# start of Input for this task

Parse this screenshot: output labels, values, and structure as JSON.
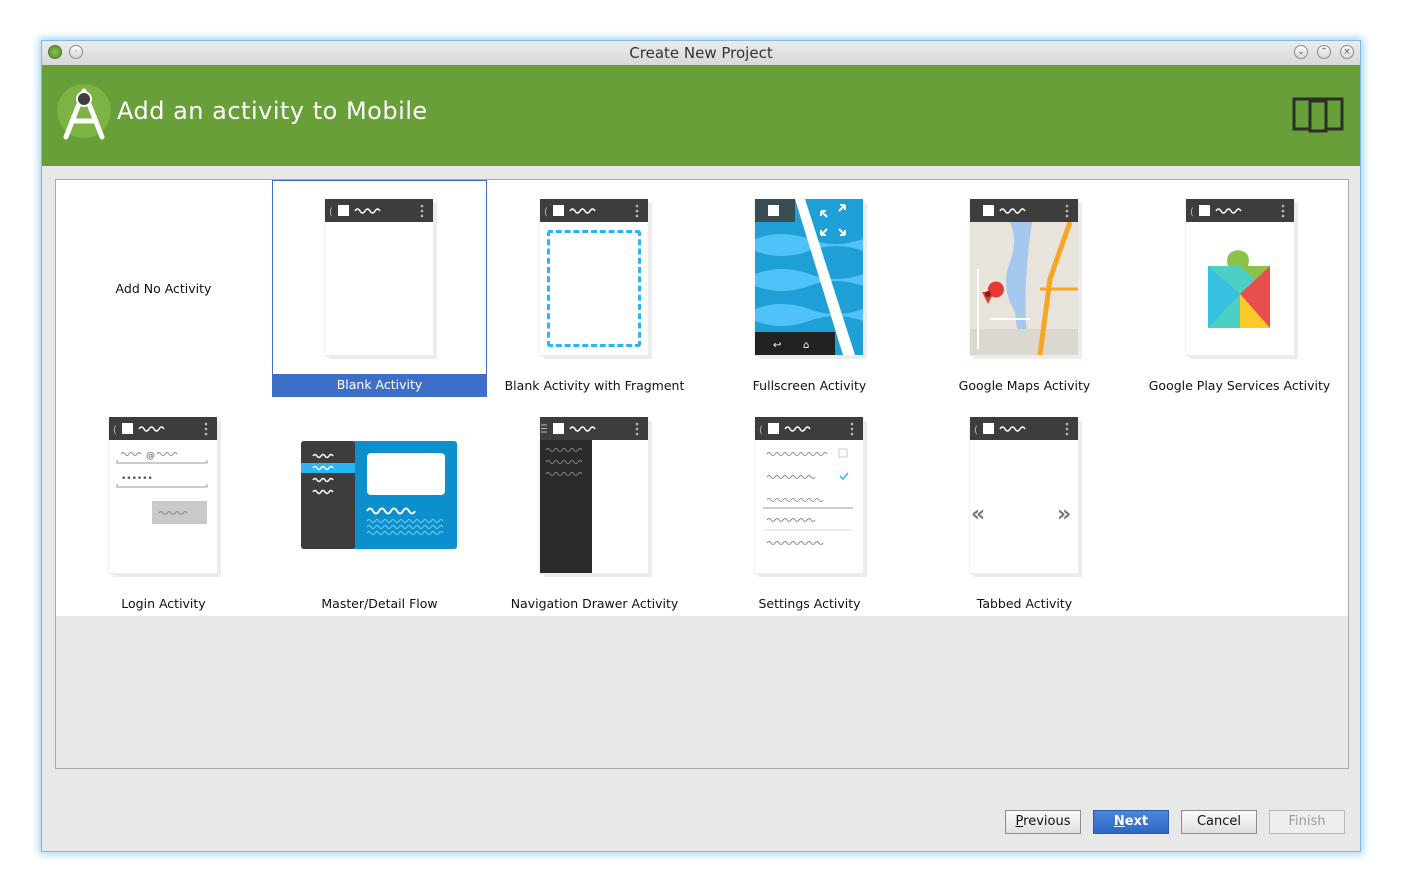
{
  "window": {
    "title": "Create New Project"
  },
  "header": {
    "title": "Add an activity to Mobile"
  },
  "activities": [
    {
      "label": "Add No Activity"
    },
    {
      "label": "Blank Activity",
      "selected": true
    },
    {
      "label": "Blank Activity with Fragment"
    },
    {
      "label": "Fullscreen Activity"
    },
    {
      "label": "Google Maps Activity"
    },
    {
      "label": "Google Play Services Activity"
    },
    {
      "label": "Login Activity"
    },
    {
      "label": "Master/Detail Flow"
    },
    {
      "label": "Navigation Drawer Activity"
    },
    {
      "label": "Settings Activity"
    },
    {
      "label": "Tabbed Activity"
    }
  ],
  "buttons": {
    "previous": {
      "mnemonic": "P",
      "rest": "revious"
    },
    "next": {
      "mnemonic": "N",
      "rest": "ext"
    },
    "cancel": "Cancel",
    "finish": "Finish"
  },
  "colors": {
    "header": "#689f38",
    "selection": "#3d6fc8",
    "accent": "#29b6f6"
  },
  "icons": [
    "android-studio-logo-icon",
    "device-form-factor-icon",
    "minimize-icon",
    "maximize-icon",
    "close-icon"
  ]
}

# end of Input for this task

What the task requires → Go through the listing above and quote it exactly, apart from its images.

The completed task →
Parse this screenshot: output labels, values, and structure as JSON.
{
  "window": {
    "title": "Create New Project"
  },
  "header": {
    "title": "Add an activity to Mobile"
  },
  "activities": [
    {
      "label": "Add No Activity"
    },
    {
      "label": "Blank Activity",
      "selected": true
    },
    {
      "label": "Blank Activity with Fragment"
    },
    {
      "label": "Fullscreen Activity"
    },
    {
      "label": "Google Maps Activity"
    },
    {
      "label": "Google Play Services Activity"
    },
    {
      "label": "Login Activity"
    },
    {
      "label": "Master/Detail Flow"
    },
    {
      "label": "Navigation Drawer Activity"
    },
    {
      "label": "Settings Activity"
    },
    {
      "label": "Tabbed Activity"
    }
  ],
  "buttons": {
    "previous": {
      "mnemonic": "P",
      "rest": "revious"
    },
    "next": {
      "mnemonic": "N",
      "rest": "ext"
    },
    "cancel": "Cancel",
    "finish": "Finish"
  },
  "colors": {
    "header": "#689f38",
    "selection": "#3d6fc8",
    "accent": "#29b6f6"
  },
  "icons": [
    "android-studio-logo-icon",
    "device-form-factor-icon",
    "minimize-icon",
    "maximize-icon",
    "close-icon"
  ]
}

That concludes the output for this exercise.